**GIVEN REQUEST**
The records follow. Transcribe only the lines from the line containing "Transcribe the text in this document." through the end, both ends included, and leave out the pictures.

##### EXTRACTED MATERIAL

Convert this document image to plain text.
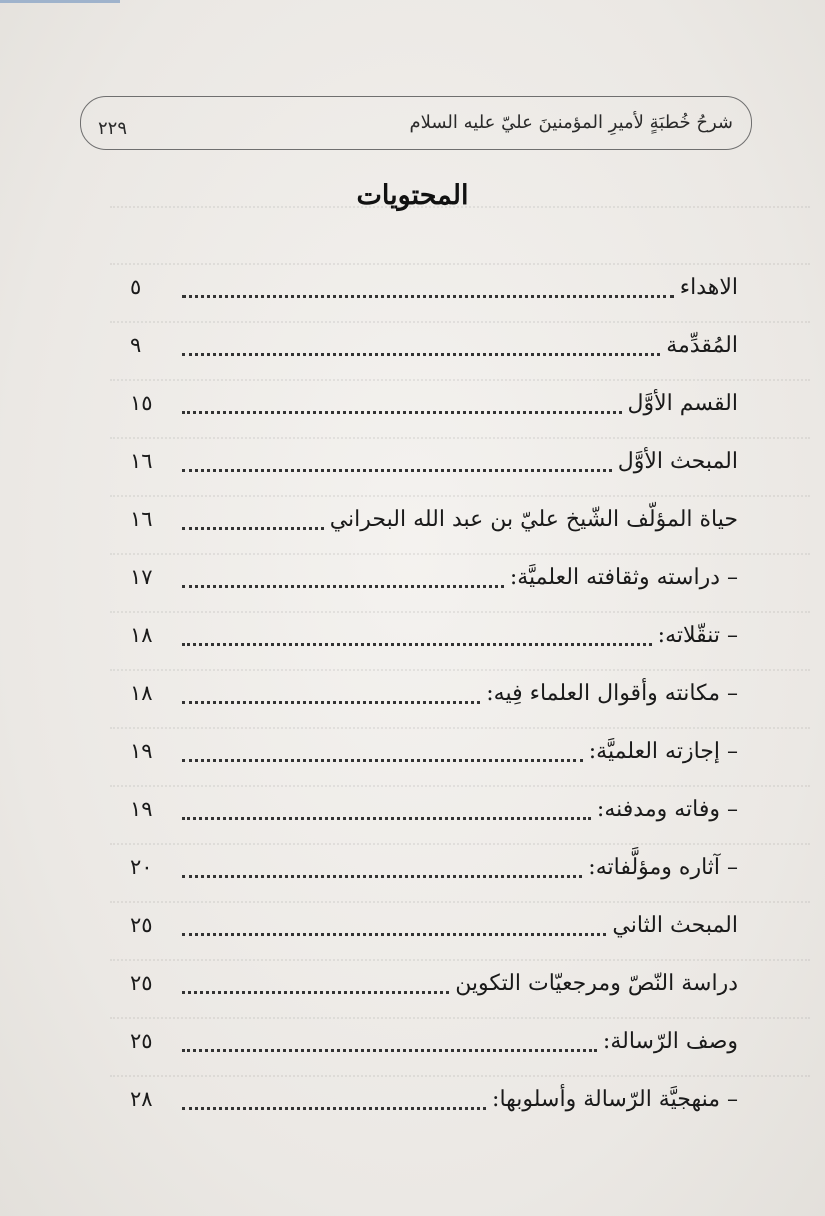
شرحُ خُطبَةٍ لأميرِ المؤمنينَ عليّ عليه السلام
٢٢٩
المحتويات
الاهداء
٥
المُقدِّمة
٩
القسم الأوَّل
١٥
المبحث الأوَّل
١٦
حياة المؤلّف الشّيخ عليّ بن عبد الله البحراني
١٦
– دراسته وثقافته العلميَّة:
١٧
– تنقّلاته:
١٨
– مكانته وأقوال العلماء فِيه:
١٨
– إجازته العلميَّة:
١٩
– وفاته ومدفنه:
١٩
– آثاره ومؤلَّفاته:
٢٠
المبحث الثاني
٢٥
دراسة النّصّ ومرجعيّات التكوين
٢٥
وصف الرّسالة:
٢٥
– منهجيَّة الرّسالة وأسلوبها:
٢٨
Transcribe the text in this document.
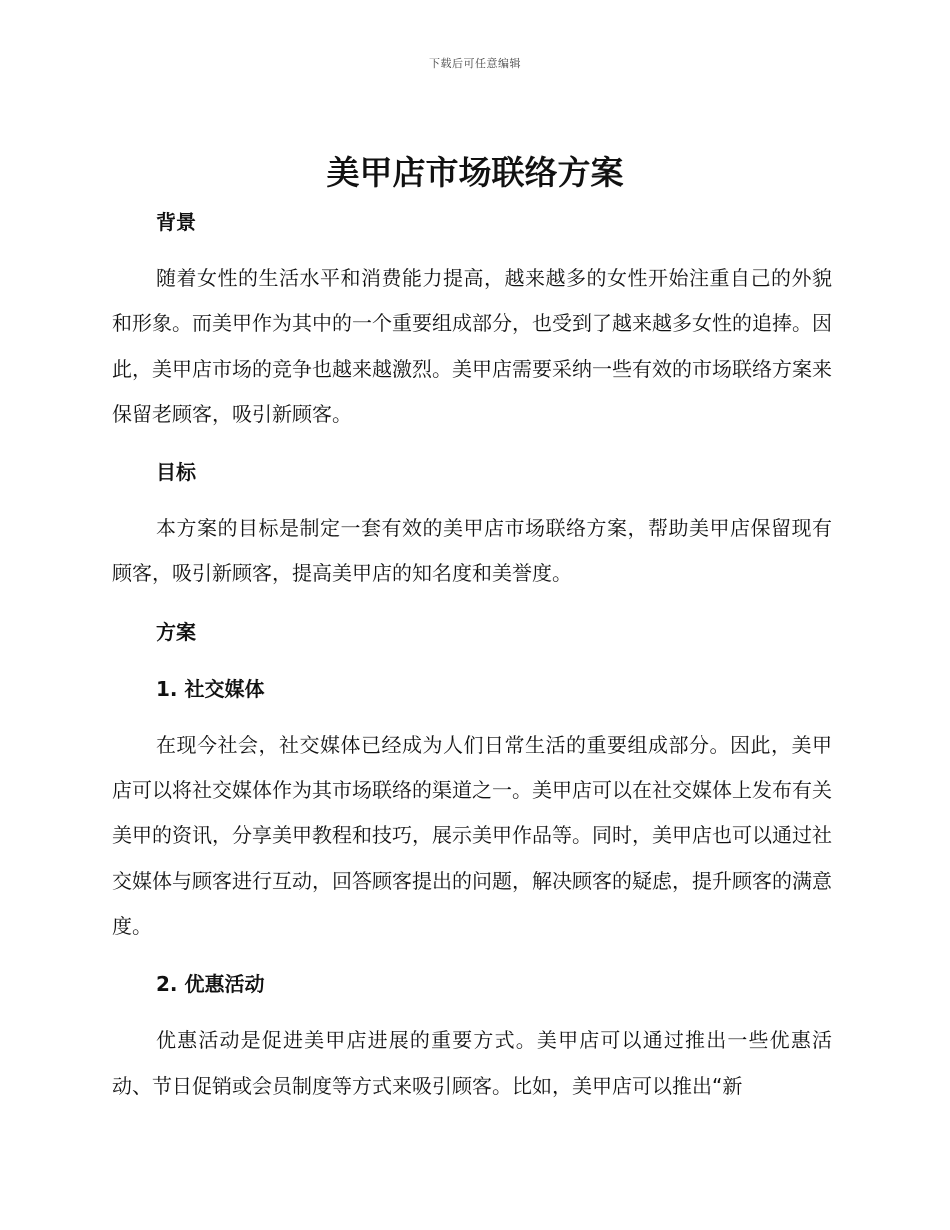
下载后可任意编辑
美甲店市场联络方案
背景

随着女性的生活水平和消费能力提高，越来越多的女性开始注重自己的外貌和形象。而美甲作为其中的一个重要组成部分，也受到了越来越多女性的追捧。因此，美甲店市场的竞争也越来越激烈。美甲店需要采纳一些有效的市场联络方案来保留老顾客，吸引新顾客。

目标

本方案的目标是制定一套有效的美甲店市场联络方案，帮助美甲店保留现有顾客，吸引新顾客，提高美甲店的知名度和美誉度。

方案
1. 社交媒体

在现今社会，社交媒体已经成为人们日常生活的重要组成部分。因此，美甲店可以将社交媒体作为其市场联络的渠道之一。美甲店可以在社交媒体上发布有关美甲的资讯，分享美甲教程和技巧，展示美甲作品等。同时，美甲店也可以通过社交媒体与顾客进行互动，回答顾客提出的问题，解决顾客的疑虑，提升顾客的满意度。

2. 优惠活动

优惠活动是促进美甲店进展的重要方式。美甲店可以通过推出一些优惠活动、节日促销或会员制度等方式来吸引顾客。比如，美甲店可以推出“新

##########

**WRITTEN SOLUTION**
Transcribe the text in this document.
下载后可任意编辑
美甲店市场联络方案
背景

随着女性的生活水平和消费能力提高，越来越多的女性开始注重自己的外貌和形象。而美甲作为其中的一个重要组成部分，也受到了越来越多女性的追捧。因此，美甲店市场的竞争也越来越激烈。美甲店需要采纳一些有效的市场联络方案来保留老顾客，吸引新顾客。

目标

本方案的目标是制定一套有效的美甲店市场联络方案，帮助美甲店保留现有顾客，吸引新顾客，提高美甲店的知名度和美誉度。

方案
1. 社交媒体

在现今社会，社交媒体已经成为人们日常生活的重要组成部分。因此，美甲店可以将社交媒体作为其市场联络的渠道之一。美甲店可以在社交媒体上发布有关美甲的资讯，分享美甲教程和技巧，展示美甲作品等。同时，美甲店也可以通过社交媒体与顾客进行互动，回答顾客提出的问题，解决顾客的疑虑，提升顾客的满意度。

2. 优惠活动

优惠活动是促进美甲店进展的重要方式。美甲店可以通过推出一些优惠活动、节日促销或会员制度等方式来吸引顾客。比如，美甲店可以推出“新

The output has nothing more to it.